### OBJECTIVE
Could you write out every record below exactly, leaving out any pictures?

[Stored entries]
§ §

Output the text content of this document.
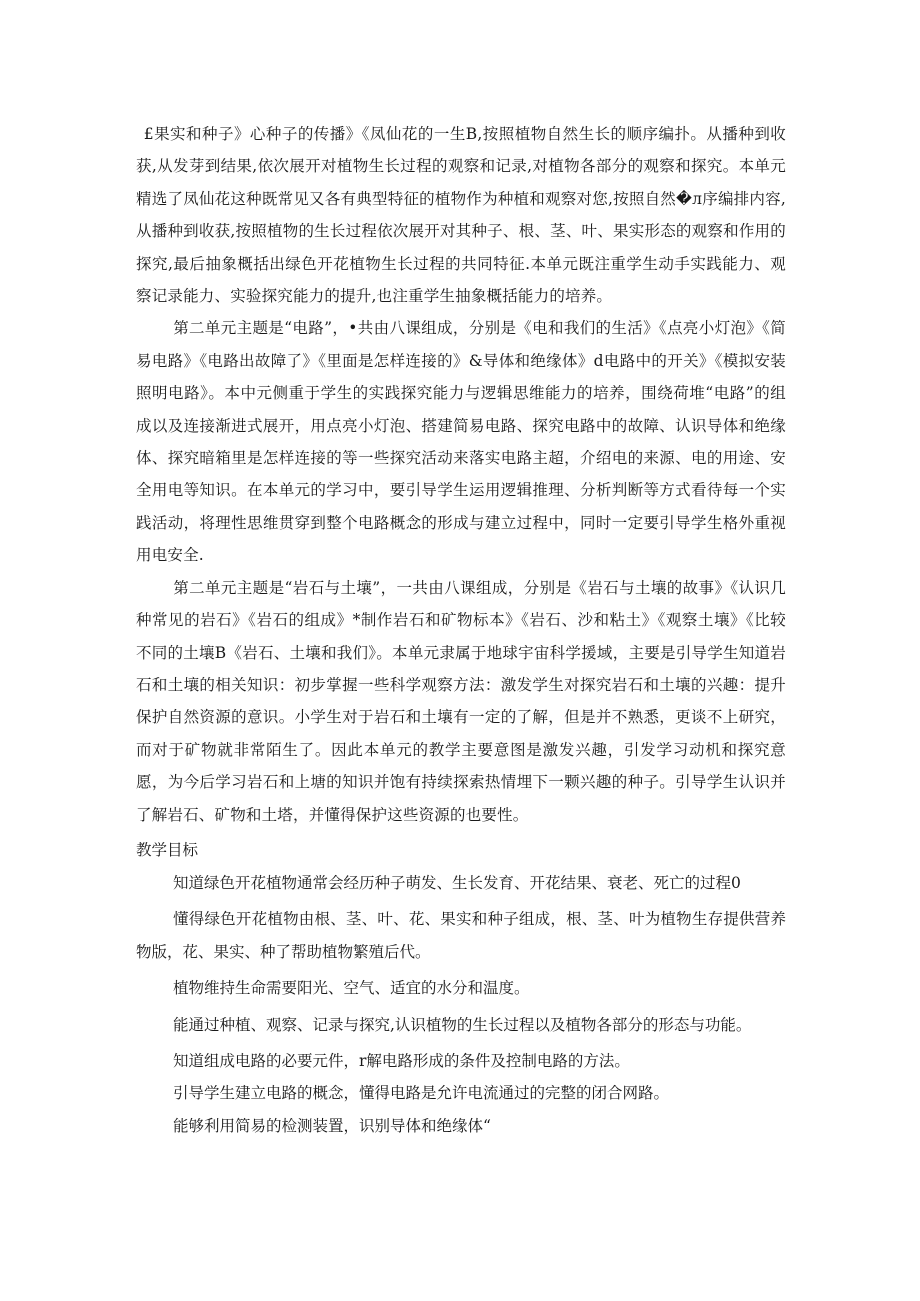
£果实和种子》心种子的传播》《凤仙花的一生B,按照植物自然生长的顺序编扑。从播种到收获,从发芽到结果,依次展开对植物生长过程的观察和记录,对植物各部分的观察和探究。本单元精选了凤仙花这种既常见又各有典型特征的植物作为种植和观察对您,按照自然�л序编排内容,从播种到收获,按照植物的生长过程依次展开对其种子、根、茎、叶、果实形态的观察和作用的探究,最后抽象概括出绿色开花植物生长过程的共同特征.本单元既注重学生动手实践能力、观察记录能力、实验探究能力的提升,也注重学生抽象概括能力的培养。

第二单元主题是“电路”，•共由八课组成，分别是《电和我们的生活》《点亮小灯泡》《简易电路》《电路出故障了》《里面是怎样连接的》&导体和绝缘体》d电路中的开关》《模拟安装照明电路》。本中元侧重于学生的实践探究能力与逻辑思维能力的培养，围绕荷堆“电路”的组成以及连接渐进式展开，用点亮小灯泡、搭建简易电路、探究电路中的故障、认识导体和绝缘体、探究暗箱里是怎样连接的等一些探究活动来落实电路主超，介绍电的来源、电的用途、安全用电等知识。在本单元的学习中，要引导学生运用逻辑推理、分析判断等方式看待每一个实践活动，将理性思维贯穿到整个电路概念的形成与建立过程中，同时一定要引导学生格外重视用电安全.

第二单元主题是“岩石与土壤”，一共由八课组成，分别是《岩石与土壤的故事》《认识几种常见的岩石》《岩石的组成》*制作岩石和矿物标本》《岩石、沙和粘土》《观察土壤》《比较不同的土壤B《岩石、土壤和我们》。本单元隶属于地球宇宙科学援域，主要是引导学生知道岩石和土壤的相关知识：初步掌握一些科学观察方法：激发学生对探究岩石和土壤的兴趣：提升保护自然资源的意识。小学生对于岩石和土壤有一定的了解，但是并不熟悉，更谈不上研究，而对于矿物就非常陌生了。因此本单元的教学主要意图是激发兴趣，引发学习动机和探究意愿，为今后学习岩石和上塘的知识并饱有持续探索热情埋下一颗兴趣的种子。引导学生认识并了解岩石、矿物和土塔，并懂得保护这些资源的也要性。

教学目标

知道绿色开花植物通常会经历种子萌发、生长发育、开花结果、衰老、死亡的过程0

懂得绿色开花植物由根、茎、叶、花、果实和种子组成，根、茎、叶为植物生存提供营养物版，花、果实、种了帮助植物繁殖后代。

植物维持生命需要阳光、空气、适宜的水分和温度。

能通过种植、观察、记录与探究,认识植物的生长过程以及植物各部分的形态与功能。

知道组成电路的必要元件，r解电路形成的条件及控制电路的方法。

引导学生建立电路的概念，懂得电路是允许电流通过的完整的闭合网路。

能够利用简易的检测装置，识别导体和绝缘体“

§ §

### ANSWER
Output the text content of this document.
£果实和种子》心种子的传播》《凤仙花的一生B,按照植物自然生长的顺序编扑。从播种到收获,从发芽到结果,依次展开对植物生长过程的观察和记录,对植物各部分的观察和探究。本单元精选了凤仙花这种既常见又各有典型特征的植物作为种植和观察对您,按照自然�л序编排内容,从播种到收获,按照植物的生长过程依次展开对其种子、根、茎、叶、果实形态的观察和作用的探究,最后抽象概括出绿色开花植物生长过程的共同特征.本单元既注重学生动手实践能力、观察记录能力、实验探究能力的提升,也注重学生抽象概括能力的培养。

第二单元主题是“电路”，•共由八课组成，分别是《电和我们的生活》《点亮小灯泡》《简易电路》《电路出故障了》《里面是怎样连接的》&导体和绝缘体》d电路中的开关》《模拟安装照明电路》。本中元侧重于学生的实践探究能力与逻辑思维能力的培养，围绕荷堆“电路”的组成以及连接渐进式展开，用点亮小灯泡、搭建简易电路、探究电路中的故障、认识导体和绝缘体、探究暗箱里是怎样连接的等一些探究活动来落实电路主超，介绍电的来源、电的用途、安全用电等知识。在本单元的学习中，要引导学生运用逻辑推理、分析判断等方式看待每一个实践活动，将理性思维贯穿到整个电路概念的形成与建立过程中，同时一定要引导学生格外重视用电安全.

第二单元主题是“岩石与土壤”，一共由八课组成，分别是《岩石与土壤的故事》《认识几种常见的岩石》《岩石的组成》*制作岩石和矿物标本》《岩石、沙和粘土》《观察土壤》《比较不同的土壤B《岩石、土壤和我们》。本单元隶属于地球宇宙科学援域，主要是引导学生知道岩石和土壤的相关知识：初步掌握一些科学观察方法：激发学生对探究岩石和土壤的兴趣：提升保护自然资源的意识。小学生对于岩石和土壤有一定的了解，但是并不熟悉，更谈不上研究，而对于矿物就非常陌生了。因此本单元的教学主要意图是激发兴趣，引发学习动机和探究意愿，为今后学习岩石和上塘的知识并饱有持续探索热情埋下一颗兴趣的种子。引导学生认识并了解岩石、矿物和土塔，并懂得保护这些资源的也要性。

教学目标

知道绿色开花植物通常会经历种子萌发、生长发育、开花结果、衰老、死亡的过程0

懂得绿色开花植物由根、茎、叶、花、果实和种子组成，根、茎、叶为植物生存提供营养物版，花、果实、种了帮助植物繁殖后代。

植物维持生命需要阳光、空气、适宜的水分和温度。

能通过种植、观察、记录与探究,认识植物的生长过程以及植物各部分的形态与功能。

知道组成电路的必要元件，r解电路形成的条件及控制电路的方法。

引导学生建立电路的概念，懂得电路是允许电流通过的完整的闭合网路。

能够利用简易的检测装置，识别导体和绝缘体“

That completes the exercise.